→ What to do:
Output nothing but the number of lines that include the word "series".

[Records from a collection of figures]
------------------------

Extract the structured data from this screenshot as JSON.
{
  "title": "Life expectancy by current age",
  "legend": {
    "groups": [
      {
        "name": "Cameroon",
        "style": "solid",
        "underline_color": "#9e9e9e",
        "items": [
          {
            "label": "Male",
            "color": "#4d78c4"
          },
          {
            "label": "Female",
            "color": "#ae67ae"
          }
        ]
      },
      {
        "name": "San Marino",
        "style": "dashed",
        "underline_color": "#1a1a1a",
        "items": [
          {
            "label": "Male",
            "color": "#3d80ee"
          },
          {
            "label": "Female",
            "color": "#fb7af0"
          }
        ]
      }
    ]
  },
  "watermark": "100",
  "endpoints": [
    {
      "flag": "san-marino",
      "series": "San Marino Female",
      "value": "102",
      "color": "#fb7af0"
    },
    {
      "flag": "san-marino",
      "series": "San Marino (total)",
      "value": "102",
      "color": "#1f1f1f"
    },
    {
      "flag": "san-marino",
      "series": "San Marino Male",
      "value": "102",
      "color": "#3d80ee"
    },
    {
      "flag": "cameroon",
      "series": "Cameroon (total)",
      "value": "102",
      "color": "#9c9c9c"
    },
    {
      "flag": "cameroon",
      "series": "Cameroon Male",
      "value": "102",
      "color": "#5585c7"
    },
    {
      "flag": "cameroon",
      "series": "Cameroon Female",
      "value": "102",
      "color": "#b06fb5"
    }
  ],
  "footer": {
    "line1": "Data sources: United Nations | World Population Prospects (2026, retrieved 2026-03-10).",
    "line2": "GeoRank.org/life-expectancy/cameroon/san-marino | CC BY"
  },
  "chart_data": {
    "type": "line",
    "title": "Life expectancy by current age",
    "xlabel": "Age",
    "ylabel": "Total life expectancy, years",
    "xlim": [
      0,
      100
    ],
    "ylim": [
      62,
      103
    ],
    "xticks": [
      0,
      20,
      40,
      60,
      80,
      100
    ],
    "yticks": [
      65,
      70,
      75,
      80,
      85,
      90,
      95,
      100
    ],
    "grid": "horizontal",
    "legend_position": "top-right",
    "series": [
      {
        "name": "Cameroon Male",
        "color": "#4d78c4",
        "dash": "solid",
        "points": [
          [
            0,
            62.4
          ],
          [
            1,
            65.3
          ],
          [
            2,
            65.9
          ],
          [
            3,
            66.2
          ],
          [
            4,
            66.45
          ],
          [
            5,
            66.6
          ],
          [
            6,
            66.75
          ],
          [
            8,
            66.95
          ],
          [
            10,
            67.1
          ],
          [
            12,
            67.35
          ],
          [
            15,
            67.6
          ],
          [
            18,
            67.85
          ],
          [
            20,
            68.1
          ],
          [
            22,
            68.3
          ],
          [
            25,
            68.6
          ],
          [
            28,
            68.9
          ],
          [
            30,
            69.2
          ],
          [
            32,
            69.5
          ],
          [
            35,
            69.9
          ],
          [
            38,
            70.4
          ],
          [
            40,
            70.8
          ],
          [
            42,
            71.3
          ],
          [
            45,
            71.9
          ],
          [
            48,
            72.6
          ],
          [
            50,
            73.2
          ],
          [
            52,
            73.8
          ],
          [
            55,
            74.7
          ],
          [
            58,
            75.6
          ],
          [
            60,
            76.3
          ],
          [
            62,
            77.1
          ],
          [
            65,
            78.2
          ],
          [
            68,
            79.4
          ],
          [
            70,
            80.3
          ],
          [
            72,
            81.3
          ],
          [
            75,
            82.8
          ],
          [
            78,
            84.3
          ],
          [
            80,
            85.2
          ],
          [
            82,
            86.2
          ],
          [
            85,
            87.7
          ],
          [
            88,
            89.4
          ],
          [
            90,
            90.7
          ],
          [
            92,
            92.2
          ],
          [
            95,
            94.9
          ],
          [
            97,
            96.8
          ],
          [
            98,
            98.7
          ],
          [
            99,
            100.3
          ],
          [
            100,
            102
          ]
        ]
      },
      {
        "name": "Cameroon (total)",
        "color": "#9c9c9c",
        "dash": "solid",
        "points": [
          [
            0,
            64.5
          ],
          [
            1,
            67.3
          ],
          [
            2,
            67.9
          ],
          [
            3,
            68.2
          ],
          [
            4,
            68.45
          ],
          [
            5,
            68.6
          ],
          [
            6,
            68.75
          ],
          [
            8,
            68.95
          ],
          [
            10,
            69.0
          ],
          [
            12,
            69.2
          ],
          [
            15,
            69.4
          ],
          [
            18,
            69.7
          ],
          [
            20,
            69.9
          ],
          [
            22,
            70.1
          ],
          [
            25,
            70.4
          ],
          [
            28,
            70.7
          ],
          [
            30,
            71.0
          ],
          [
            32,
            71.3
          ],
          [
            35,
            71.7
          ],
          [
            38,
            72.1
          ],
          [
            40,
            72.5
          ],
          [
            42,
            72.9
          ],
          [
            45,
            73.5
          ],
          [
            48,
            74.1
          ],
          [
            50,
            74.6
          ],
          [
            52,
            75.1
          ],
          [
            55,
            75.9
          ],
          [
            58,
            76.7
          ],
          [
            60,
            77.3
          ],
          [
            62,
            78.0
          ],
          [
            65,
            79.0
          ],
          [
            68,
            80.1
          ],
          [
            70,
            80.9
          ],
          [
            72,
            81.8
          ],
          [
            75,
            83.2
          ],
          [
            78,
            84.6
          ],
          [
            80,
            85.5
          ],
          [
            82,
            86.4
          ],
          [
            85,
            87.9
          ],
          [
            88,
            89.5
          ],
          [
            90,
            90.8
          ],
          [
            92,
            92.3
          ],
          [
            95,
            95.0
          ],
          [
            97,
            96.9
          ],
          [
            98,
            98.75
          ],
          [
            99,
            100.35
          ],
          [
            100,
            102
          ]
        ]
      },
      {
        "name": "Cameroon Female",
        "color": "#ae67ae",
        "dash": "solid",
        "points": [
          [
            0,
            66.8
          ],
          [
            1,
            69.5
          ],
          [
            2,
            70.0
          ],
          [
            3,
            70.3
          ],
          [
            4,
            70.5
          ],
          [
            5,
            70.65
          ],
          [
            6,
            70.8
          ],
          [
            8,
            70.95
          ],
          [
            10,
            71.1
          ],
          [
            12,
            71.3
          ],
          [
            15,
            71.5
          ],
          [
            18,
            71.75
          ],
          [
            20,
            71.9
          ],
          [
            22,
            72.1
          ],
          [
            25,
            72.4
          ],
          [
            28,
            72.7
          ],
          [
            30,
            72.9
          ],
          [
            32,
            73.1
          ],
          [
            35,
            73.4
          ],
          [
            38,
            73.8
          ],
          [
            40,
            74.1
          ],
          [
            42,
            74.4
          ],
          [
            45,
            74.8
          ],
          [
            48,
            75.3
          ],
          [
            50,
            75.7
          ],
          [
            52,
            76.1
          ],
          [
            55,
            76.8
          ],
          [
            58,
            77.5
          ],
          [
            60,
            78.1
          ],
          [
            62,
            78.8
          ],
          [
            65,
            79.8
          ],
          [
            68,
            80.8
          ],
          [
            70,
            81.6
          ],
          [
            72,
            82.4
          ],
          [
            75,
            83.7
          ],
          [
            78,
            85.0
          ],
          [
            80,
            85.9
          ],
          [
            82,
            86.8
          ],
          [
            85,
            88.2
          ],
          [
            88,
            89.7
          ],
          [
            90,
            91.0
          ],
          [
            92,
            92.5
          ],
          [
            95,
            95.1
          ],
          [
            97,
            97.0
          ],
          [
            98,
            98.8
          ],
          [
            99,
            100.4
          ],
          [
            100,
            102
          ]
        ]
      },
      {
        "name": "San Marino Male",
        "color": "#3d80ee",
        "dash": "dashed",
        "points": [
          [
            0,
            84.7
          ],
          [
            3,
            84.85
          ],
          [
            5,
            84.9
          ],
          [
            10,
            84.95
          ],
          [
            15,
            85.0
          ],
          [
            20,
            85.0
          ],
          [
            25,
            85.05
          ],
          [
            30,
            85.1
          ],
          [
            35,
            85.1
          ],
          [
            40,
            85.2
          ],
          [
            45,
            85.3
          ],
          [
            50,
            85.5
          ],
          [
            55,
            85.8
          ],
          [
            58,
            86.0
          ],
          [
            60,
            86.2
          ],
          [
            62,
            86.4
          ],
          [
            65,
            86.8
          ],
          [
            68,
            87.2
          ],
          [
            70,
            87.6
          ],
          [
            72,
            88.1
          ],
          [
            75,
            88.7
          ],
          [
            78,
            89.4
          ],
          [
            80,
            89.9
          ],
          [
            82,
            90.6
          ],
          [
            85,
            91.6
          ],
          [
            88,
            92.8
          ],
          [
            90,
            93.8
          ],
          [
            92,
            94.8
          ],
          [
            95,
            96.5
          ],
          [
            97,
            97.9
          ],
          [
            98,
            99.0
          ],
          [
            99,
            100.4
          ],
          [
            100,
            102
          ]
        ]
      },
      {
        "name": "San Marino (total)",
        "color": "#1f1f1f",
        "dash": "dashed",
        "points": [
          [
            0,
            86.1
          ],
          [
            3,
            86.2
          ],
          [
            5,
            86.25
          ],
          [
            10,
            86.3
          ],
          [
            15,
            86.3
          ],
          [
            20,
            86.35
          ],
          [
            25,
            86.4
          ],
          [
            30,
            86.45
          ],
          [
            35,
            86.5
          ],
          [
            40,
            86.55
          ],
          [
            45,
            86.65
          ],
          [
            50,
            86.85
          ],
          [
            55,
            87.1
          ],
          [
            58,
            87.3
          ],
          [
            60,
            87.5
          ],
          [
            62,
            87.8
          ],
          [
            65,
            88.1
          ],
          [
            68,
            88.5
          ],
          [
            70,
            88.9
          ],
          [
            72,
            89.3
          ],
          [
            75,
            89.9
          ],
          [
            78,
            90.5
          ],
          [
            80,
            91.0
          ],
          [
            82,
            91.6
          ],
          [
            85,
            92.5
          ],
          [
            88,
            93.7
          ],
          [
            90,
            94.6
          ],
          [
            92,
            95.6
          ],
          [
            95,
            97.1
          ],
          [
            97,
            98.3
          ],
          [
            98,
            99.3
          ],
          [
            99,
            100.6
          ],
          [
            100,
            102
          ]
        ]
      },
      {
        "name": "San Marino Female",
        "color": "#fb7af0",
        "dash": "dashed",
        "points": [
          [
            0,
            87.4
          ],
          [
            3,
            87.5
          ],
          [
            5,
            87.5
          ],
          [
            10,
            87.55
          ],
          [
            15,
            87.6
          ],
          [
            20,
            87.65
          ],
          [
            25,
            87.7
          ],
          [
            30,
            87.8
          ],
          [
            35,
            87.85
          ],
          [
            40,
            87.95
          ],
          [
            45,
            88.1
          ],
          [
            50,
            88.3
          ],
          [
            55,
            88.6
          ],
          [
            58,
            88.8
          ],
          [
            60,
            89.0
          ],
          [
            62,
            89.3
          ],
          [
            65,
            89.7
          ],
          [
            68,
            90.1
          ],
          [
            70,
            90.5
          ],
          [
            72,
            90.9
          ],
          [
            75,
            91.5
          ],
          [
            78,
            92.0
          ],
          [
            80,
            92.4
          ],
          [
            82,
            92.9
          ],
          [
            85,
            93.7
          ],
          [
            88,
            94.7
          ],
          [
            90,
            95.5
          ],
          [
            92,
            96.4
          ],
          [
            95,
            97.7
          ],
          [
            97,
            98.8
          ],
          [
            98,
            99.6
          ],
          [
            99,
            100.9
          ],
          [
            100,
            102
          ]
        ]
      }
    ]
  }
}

------------------------

→ Written response:
7